- _Given exercise_
Everything in the data should be repeated exactly, save for the images.

- _Data entries_

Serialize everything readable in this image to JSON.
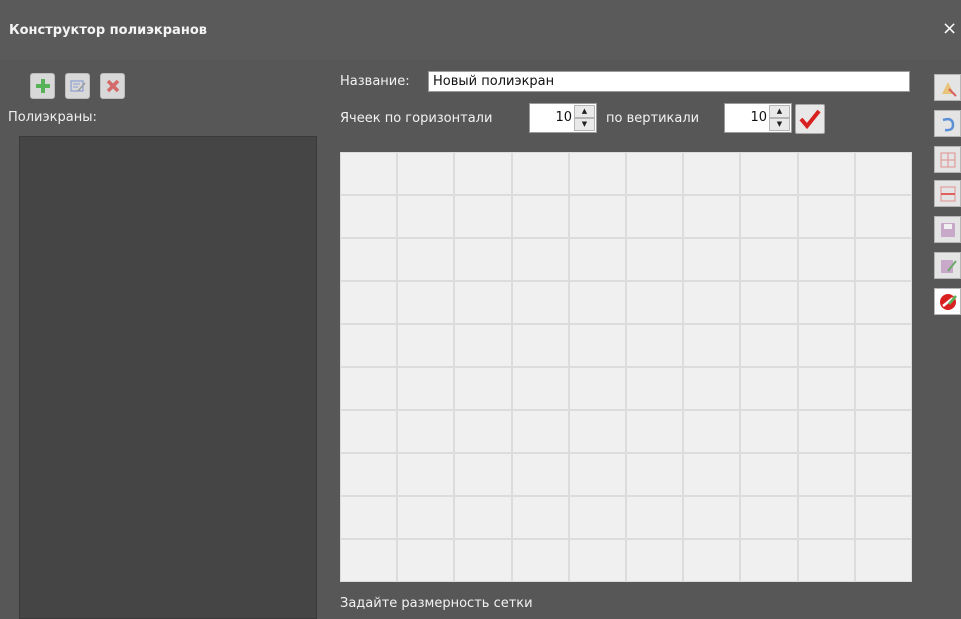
{
  "window": {
    "title": "Конструктор полиэкранов",
    "close_glyph": "×"
  },
  "left": {
    "toolbar": [
      {
        "name": "add-button",
        "icon": "plus-icon"
      },
      {
        "name": "edit-button",
        "icon": "edit-icon"
      },
      {
        "name": "delete-button",
        "icon": "delete-x-icon"
      }
    ],
    "list_label": "Полиэкраны:"
  },
  "form": {
    "name_label": "Название:",
    "name_value": "Новый полиэкран",
    "horiz_label": "Ячеек по горизонтали",
    "horiz_value": "10",
    "vert_label": "по вертикали",
    "vert_value": "10"
  },
  "grid": {
    "rows": 10,
    "cols": 10
  },
  "hint": "Задайте размерность сетки",
  "side_toolbar": [
    "clear-icon",
    "undo-icon",
    "merge-cells-icon",
    "split-cells-icon",
    "save-icon",
    "save-as-icon",
    "cancel-icon"
  ],
  "colors": {
    "accent_red": "#d92020",
    "accent_green": "#4caf50"
  }
}
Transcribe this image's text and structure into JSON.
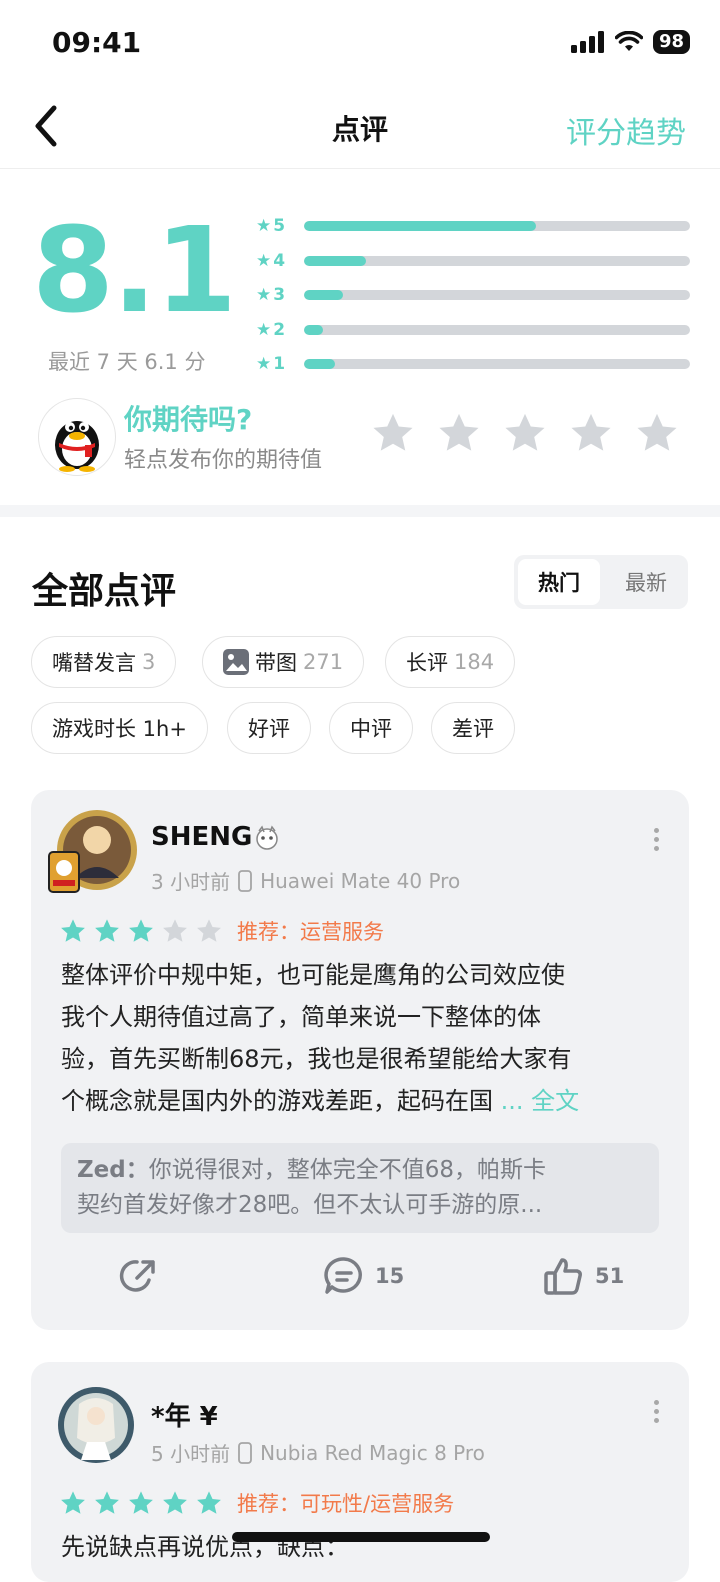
{
  "status_bar": {
    "time": "09:41",
    "battery": "98"
  },
  "nav": {
    "title": "点评",
    "trend_link": "评分趋势"
  },
  "score": {
    "value": "8.1",
    "recent_label": "最近 7 天 6.1 分",
    "distribution": [
      {
        "stars": "5",
        "fraction": 0.6
      },
      {
        "stars": "4",
        "fraction": 0.16
      },
      {
        "stars": "3",
        "fraction": 0.1
      },
      {
        "stars": "2",
        "fraction": 0.05
      },
      {
        "stars": "1",
        "fraction": 0.08
      }
    ]
  },
  "expect": {
    "title": "你期待吗?",
    "subtitle": "轻点发布你的期待值"
  },
  "reviews_section": {
    "title": "全部点评",
    "sort_hot": "热门",
    "sort_new": "最新",
    "filters": [
      {
        "label": "嘴替发言",
        "count": "3"
      },
      {
        "label": "带图",
        "count": "271",
        "icon": "image-icon"
      },
      {
        "label": "长评",
        "count": "184"
      },
      {
        "label": "游戏时长 1h+",
        "count": ""
      },
      {
        "label": "好评",
        "count": ""
      },
      {
        "label": "中评",
        "count": ""
      },
      {
        "label": "差评",
        "count": ""
      }
    ]
  },
  "reviews": [
    {
      "username": "SHENG",
      "time": "3 小时前",
      "device": "Huawei Mate 40 Pro",
      "rating": 3,
      "recommend": "推荐：运营服务",
      "body_lines": [
        "整体评价中规中矩，也可能是鹰角的公司效应使",
        "我个人期待值过高了，简单来说一下整体的体",
        "验，首先买断制68元，我也是很希望能给大家有",
        "个概念就是国内外的游戏差距，起码在国"
      ],
      "more": "... 全文",
      "reply_name": "Zed：",
      "reply_lines": [
        "你说得很对，整体完全不值68，帕斯卡",
        "契约首发好像才28吧。但不太认可手游的原..."
      ],
      "comments": "15",
      "likes": "51"
    },
    {
      "username": "*年 ¥",
      "time": "5 小时前",
      "device": "Nubia Red Magic 8 Pro",
      "rating": 5,
      "recommend": "推荐：可玩性/运营服务",
      "body_preview": "先说缺点再说优点，缺点："
    }
  ],
  "colors": {
    "accent": "#5fd3c4",
    "orange": "#f27a4a",
    "star_off": "#d3d6da"
  }
}
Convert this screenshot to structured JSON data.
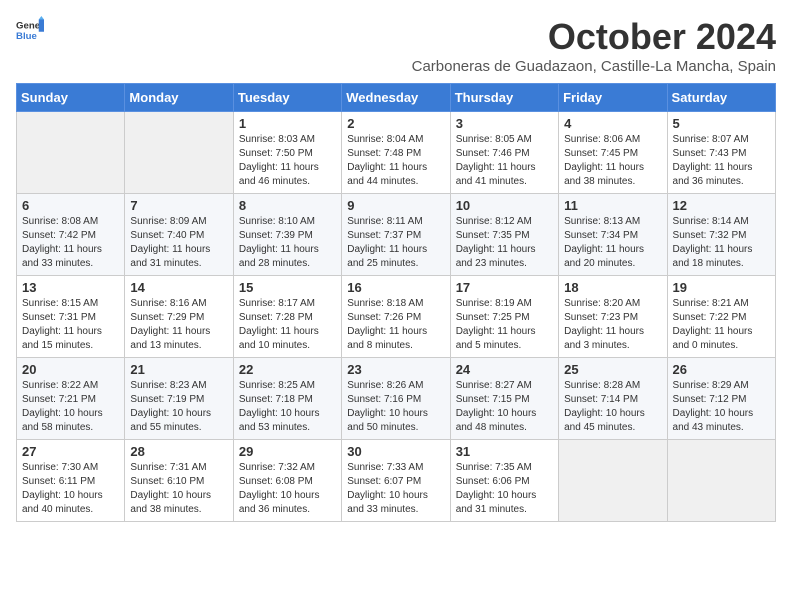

- _Solution_
Serialize everything readable in this image to JSON.
{
  "window": {
    "title": "Конструктор полиэкранов",
    "close_glyph": "×"
  },
  "left": {
    "toolbar": [
      {
        "name": "add-button",
        "icon": "plus-icon"
      },
      {
        "name": "edit-button",
        "icon": "edit-icon"
      },
      {
        "name": "delete-button",
        "icon": "delete-x-icon"
      }
    ],
    "list_label": "Полиэкраны:"
  },
  "form": {
    "name_label": "Название:",
    "name_value": "Новый полиэкран",
    "horiz_label": "Ячеек по горизонтали",
    "horiz_value": "10",
    "vert_label": "по вертикали",
    "vert_value": "10"
  },
  "grid": {
    "rows": 10,
    "cols": 10
  },
  "hint": "Задайте размерность сетки",
  "side_toolbar": [
    "clear-icon",
    "undo-icon",
    "merge-cells-icon",
    "split-cells-icon",
    "save-icon",
    "save-as-icon",
    "cancel-icon"
  ],
  "colors": {
    "accent_red": "#d92020",
    "accent_green": "#4caf50"
  }
}
Transcribe this image's text and structure into JSON.
{
  "status_bar": {
    "time": "09:41",
    "battery": "98"
  },
  "nav": {
    "title": "点评",
    "trend_link": "评分趋势"
  },
  "score": {
    "value": "8.1",
    "recent_label": "最近 7 天 6.1 分",
    "distribution": [
      {
        "stars": "5",
        "fraction": 0.6
      },
      {
        "stars": "4",
        "fraction": 0.16
      },
      {
        "stars": "3",
        "fraction": 0.1
      },
      {
        "stars": "2",
        "fraction": 0.05
      },
      {
        "stars": "1",
        "fraction": 0.08
      }
    ]
  },
  "expect": {
    "title": "你期待吗?",
    "subtitle": "轻点发布你的期待值"
  },
  "reviews_section": {
    "title": "全部点评",
    "sort_hot": "热门",
    "sort_new": "最新",
    "filters": [
      {
        "label": "嘴替发言",
        "count": "3"
      },
      {
        "label": "带图",
        "count": "271",
        "icon": "image-icon"
      },
      {
        "label": "长评",
        "count": "184"
      },
      {
        "label": "游戏时长 1h+",
        "count": ""
      },
      {
        "label": "好评",
        "count": ""
      },
      {
        "label": "中评",
        "count": ""
      },
      {
        "label": "差评",
        "count": ""
      }
    ]
  },
  "reviews": [
    {
      "username": "SHENG",
      "time": "3 小时前",
      "device": "Huawei Mate 40 Pro",
      "rating": 3,
      "recommend": "推荐：运营服务",
      "body_lines": [
        "整体评价中规中矩，也可能是鹰角的公司效应使",
        "我个人期待值过高了，简单来说一下整体的体",
        "验，首先买断制68元，我也是很希望能给大家有",
        "个概念就是国内外的游戏差距，起码在国"
      ],
      "more": "... 全文",
      "reply_name": "Zed：",
      "reply_lines": [
        "你说得很对，整体完全不值68，帕斯卡",
        "契约首发好像才28吧。但不太认可手游的原..."
      ],
      "comments": "15",
      "likes": "51"
    },
    {
      "username": "*年 ¥",
      "time": "5 小时前",
      "device": "Nubia Red Magic 8 Pro",
      "rating": 5,
      "recommend": "推荐：可玩性/运营服务",
      "body_preview": "先说缺点再说优点，缺点："
    }
  ],
  "colors": {
    "accent": "#5fd3c4",
    "orange": "#f27a4a",
    "star_off": "#d3d6da"
  }
}
Convert this screenshot to structured JSON data.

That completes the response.